2001-09-06 Thread Terry Lambert

John Baldwin wrote:
  If the intent is to have a pool of idle threads, ready to
  go when you get request traffic, and get around the latency,
  well, you'd do a lot better in the latency department if you
  went to a finite state automaton, instead of messing with
  threads.  But if you insist, the best you are going to be
  able to get is use of a mutex, since a condition variable will
  result in a thundering herd problem.  You will still have to
  eat the latency for the mutex trigger to the thread you give
  the work to, however (this is how I designed the work-to-do
  dispatcher in the Pathworks for VMS (NetWare) product for DEC
  and Novell).
 
 Most of what you say is ok, but this is wrong.  condition variables
 do not mandate using a wakeup all strategy.  There is such a thing
 as 'signal' instead of 'broadcast', which only wakes up one thread.

My concern over recommending this would be that it is very
implementation dependent as to which thread gets woken up.
In Linux, it could result in a full context switch for it
to be implemented by the threads system.

GIVEN PROBLEM A: Update the thread-pool discussion, starting with "2001-09-06 Thread Terry" and going on through "and Novell).", with "mutex" replaced by "semaphore".
GIVEN PROBLEM B: Summarize the exchange on idle thread pools in two sentences.

RECORDS SUPPLIED:
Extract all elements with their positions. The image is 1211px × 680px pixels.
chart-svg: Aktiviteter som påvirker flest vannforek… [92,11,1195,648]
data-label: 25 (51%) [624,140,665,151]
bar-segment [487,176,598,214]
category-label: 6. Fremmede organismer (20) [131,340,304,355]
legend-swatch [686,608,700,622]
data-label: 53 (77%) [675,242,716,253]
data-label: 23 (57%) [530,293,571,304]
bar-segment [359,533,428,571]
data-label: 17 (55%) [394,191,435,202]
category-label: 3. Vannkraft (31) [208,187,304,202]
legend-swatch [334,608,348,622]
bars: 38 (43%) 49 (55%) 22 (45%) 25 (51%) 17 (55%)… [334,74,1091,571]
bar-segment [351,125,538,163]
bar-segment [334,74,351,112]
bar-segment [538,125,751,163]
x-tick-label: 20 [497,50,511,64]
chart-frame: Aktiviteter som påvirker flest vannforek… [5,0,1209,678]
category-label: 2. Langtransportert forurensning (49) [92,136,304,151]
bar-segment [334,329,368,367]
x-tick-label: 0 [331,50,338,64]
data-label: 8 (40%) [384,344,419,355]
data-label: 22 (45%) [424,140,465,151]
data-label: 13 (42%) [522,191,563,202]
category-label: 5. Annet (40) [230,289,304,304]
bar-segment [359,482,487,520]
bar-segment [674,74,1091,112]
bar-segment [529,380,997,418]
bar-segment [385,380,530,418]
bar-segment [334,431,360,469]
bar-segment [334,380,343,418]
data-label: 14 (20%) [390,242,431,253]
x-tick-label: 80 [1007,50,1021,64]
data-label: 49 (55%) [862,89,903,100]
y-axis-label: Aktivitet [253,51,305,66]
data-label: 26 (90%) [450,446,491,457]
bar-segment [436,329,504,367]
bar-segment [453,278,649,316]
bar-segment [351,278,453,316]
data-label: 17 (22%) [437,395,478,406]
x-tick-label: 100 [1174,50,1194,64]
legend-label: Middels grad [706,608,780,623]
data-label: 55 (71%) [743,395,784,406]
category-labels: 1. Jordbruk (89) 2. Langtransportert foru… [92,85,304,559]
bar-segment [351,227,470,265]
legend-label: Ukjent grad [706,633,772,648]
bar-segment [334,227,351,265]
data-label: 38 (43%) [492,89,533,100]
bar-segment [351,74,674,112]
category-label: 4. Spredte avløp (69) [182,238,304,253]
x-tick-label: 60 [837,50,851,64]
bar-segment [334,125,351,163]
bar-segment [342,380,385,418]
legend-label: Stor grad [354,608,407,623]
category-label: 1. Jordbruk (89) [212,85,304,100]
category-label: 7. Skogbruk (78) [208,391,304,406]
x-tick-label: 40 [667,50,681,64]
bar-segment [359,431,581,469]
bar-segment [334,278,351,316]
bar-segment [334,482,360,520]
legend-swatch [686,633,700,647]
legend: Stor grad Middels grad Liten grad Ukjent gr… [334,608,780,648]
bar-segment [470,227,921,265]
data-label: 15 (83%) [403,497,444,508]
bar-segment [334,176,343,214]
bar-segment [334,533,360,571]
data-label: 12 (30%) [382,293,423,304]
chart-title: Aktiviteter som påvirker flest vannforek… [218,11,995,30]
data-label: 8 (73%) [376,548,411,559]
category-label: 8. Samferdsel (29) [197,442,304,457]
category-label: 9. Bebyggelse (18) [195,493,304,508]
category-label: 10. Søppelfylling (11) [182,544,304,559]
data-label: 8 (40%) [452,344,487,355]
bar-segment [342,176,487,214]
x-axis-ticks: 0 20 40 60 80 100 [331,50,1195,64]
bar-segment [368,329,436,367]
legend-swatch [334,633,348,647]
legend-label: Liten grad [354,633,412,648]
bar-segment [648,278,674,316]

CORRECT OUTPUT A:
2001-09-06 Thread Terry Lambert

John Baldwin wrote:
  If the intent is to have a pool of idle threads, ready to
  go when you get request traffic, and get around the latency,
  well, you'd do a lot better in the latency department if you
  went to a finite state automaton, instead of messing with
  threads.  But if you insist, the best you are going to be
  able to get is use of a semaphore, since a condition variable will
  result in a thundering herd problem.  You will still have to
  eat the latency for the semaphore trigger to the thread you give
  the work to, however (this is how I designed the work-to-do
  dispatcher in the Pathworks for VMS (NetWare) product for DEC
  and Novell).

CORRECT OUTPUT B: One part argues that a finite state automaton would give better latency than a pool of idle threads, and that with threads a mutex is the best option because a condition variable would cause a thundering herd problem. The reply holds that condition variables can use 'signal' rather than 'broadcast' to wake only one thread, and the response warns that which thread wakes is very implementation dependent and in Linux could require a full context switch.